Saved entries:
--------------------

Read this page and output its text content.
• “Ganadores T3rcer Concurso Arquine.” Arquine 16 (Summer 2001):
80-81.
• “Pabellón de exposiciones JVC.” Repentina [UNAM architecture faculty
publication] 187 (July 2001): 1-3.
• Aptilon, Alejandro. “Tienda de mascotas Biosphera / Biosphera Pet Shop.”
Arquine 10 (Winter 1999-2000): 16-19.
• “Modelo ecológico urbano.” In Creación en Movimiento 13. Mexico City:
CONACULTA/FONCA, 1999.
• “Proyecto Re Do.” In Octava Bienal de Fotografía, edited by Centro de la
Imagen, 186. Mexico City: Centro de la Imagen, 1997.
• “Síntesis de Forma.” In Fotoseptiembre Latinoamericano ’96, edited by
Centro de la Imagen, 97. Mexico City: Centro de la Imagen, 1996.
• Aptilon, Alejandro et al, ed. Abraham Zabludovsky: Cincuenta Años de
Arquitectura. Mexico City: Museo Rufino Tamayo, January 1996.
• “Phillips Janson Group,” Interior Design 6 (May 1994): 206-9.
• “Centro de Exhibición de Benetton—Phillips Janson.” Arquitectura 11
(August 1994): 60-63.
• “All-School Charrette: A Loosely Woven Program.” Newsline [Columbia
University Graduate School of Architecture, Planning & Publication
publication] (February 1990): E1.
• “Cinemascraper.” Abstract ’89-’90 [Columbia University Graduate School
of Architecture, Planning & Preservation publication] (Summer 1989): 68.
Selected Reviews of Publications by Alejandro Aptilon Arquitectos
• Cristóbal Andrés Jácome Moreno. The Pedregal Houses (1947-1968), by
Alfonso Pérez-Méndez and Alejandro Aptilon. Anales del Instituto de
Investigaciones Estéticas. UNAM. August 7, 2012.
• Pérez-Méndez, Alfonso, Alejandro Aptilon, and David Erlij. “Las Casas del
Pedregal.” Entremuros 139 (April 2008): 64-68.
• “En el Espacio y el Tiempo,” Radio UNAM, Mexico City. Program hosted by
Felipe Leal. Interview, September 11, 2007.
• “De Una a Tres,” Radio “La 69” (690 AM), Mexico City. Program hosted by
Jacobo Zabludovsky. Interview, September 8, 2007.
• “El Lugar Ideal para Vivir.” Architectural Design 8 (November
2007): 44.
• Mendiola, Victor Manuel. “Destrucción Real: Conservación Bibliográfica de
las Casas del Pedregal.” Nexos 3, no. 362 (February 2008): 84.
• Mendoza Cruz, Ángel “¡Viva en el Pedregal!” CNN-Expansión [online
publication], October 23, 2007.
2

--------------------

> _PROBLEM REQUIREMENTS_
Every record above should be output exactly.

> _RESPONSE TO THIS EXERCISE_
Read this page and output its text content.
• “Ganadores T3rcer Concurso Arquine.” Arquine 16 (Summer 2001):
80-81.
• “Pabellón de exposiciones JVC.” Repentina [UNAM architecture faculty
publication] 187 (July 2001): 1-3.
• Aptilon, Alejandro. “Tienda de mascotas Biosphera / Biosphera Pet Shop.”
Arquine 10 (Winter 1999-2000): 16-19.
• “Modelo ecológico urbano.” In Creación en Movimiento 13. Mexico City:
CONACULTA/FONCA, 1999.
• “Proyecto Re Do.” In Octava Bienal de Fotografía, edited by Centro de la
Imagen, 186. Mexico City: Centro de la Imagen, 1997.
• “Síntesis de Forma.” In Fotoseptiembre Latinoamericano ’96, edited by
Centro de la Imagen, 97. Mexico City: Centro de la Imagen, 1996.
• Aptilon, Alejandro et al, ed. Abraham Zabludovsky: Cincuenta Años de
Arquitectura. Mexico City: Museo Rufino Tamayo, January 1996.
• “Phillips Janson Group,” Interior Design 6 (May 1994): 206-9.
• “Centro de Exhibición de Benetton—Phillips Janson.” Arquitectura 11
(August 1994): 60-63.
• “All-School Charrette: A Loosely Woven Program.” Newsline [Columbia
University Graduate School of Architecture, Planning & Publication
publication] (February 1990): E1.
• “Cinemascraper.” Abstract ’89-’90 [Columbia University Graduate School
of Architecture, Planning & Preservation publication] (Summer 1989): 68.
Selected Reviews of Publications by Alejandro Aptilon Arquitectos
• Cristóbal Andrés Jácome Moreno. The Pedregal Houses (1947-1968), by
Alfonso Pérez-Méndez and Alejandro Aptilon. Anales del Instituto de
Investigaciones Estéticas. UNAM. August 7, 2012.
• Pérez-Méndez, Alfonso, Alejandro Aptilon, and David Erlij. “Las Casas del
Pedregal.” Entremuros 139 (April 2008): 64-68.
• “En el Espacio y el Tiempo,” Radio UNAM, Mexico City. Program hosted by
Felipe Leal. Interview, September 11, 2007.
• “De Una a Tres,” Radio “La 69” (690 AM), Mexico City. Program hosted by
Jacobo Zabludovsky. Interview, September 8, 2007.
• “El Lugar Ideal para Vivir.” Architectural Design 8 (November
2007): 44.
• Mendiola, Victor Manuel. “Destrucción Real: Conservación Bibliográfica de
las Casas del Pedregal.” Nexos 3, no. 362 (February 2008): 84.
• Mendoza Cruz, Ángel “¡Viva en el Pedregal!” CNN-Expansión [online
publication], October 23, 2007.
2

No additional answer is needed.